- _WRITTEN EXERCISE_: Each record below should appear again exactly as written.

===== SUPPLIED MATERIAL

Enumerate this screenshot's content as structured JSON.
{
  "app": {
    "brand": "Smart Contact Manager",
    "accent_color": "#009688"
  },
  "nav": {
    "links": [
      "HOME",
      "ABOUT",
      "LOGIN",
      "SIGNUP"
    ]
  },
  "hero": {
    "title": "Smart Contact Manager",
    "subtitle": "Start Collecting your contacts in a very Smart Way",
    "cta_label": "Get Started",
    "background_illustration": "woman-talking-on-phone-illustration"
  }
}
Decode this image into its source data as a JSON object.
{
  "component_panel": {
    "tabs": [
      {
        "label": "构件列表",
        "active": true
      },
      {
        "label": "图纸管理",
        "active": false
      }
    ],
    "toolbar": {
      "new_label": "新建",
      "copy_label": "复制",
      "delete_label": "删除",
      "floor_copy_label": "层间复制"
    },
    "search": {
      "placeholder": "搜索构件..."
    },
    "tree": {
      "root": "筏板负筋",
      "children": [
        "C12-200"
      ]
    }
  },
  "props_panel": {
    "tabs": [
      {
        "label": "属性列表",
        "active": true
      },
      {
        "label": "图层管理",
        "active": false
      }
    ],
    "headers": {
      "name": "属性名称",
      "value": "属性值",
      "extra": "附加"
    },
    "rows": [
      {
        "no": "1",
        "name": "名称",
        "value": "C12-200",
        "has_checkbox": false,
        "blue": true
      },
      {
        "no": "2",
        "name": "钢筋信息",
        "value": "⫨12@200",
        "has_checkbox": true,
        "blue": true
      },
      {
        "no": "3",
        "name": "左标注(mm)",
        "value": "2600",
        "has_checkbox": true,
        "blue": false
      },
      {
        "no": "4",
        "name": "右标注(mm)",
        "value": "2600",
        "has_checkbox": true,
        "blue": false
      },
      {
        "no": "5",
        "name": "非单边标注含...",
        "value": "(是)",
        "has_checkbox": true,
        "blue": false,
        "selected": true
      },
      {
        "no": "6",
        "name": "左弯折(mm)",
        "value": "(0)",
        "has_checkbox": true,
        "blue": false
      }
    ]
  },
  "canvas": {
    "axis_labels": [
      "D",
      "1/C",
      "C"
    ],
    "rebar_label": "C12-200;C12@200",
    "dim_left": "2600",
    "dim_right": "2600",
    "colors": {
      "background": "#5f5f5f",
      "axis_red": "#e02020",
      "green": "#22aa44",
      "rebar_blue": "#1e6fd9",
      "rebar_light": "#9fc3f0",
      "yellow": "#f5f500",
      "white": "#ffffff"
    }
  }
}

==========

- _WRITTEN RESPONSE_:
Enumerate this screenshot's content as structured JSON.
{
  "app": {
    "brand": "Smart Contact Manager",
    "accent_color": "#009688"
  },
  "nav": {
    "links": [
      "HOME",
      "ABOUT",
      "LOGIN",
      "SIGNUP"
    ]
  },
  "hero": {
    "title": "Smart Contact Manager",
    "subtitle": "Start Collecting your contacts in a very Smart Way",
    "cta_label": "Get Started",
    "background_illustration": "woman-talking-on-phone-illustration"
  }
}
Decode this image into its source data as a JSON object.
{
  "component_panel": {
    "tabs": [
      {
        "label": "构件列表",
        "active": true
      },
      {
        "label": "图纸管理",
        "active": false
      }
    ],
    "toolbar": {
      "new_label": "新建",
      "copy_label": "复制",
      "delete_label": "删除",
      "floor_copy_label": "层间复制"
    },
    "search": {
      "placeholder": "搜索构件..."
    },
    "tree": {
      "root": "筏板负筋",
      "children": [
        "C12-200"
      ]
    }
  },
  "props_panel": {
    "tabs": [
      {
        "label": "属性列表",
        "active": true
      },
      {
        "label": "图层管理",
        "active": false
      }
    ],
    "headers": {
      "name": "属性名称",
      "value": "属性值",
      "extra": "附加"
    },
    "rows": [
      {
        "no": "1",
        "name": "名称",
        "value": "C12-200",
        "has_checkbox": false,
        "blue": true
      },
      {
        "no": "2",
        "name": "钢筋信息",
        "value": "⫨12@200",
        "has_checkbox": true,
        "blue": true
      },
      {
        "no": "3",
        "name": "左标注(mm)",
        "value": "2600",
        "has_checkbox": true,
        "blue": false
      },
      {
        "no": "4",
        "name": "右标注(mm)",
        "value": "2600",
        "has_checkbox": true,
        "blue": false
      },
      {
        "no": "5",
        "name": "非单边标注含...",
        "value": "(是)",
        "has_checkbox": true,
        "blue": false,
        "selected": true
      },
      {
        "no": "6",
        "name": "左弯折(mm)",
        "value": "(0)",
        "has_checkbox": true,
        "blue": false
      }
    ]
  },
  "canvas": {
    "axis_labels": [
      "D",
      "1/C",
      "C"
    ],
    "rebar_label": "C12-200;C12@200",
    "dim_left": "2600",
    "dim_right": "2600",
    "colors": {
      "background": "#5f5f5f",
      "axis_red": "#e02020",
      "green": "#22aa44",
      "rebar_blue": "#1e6fd9",
      "rebar_light": "#9fc3f0",
      "yellow": "#f5f500",
      "white": "#ffffff"
    }
  }
}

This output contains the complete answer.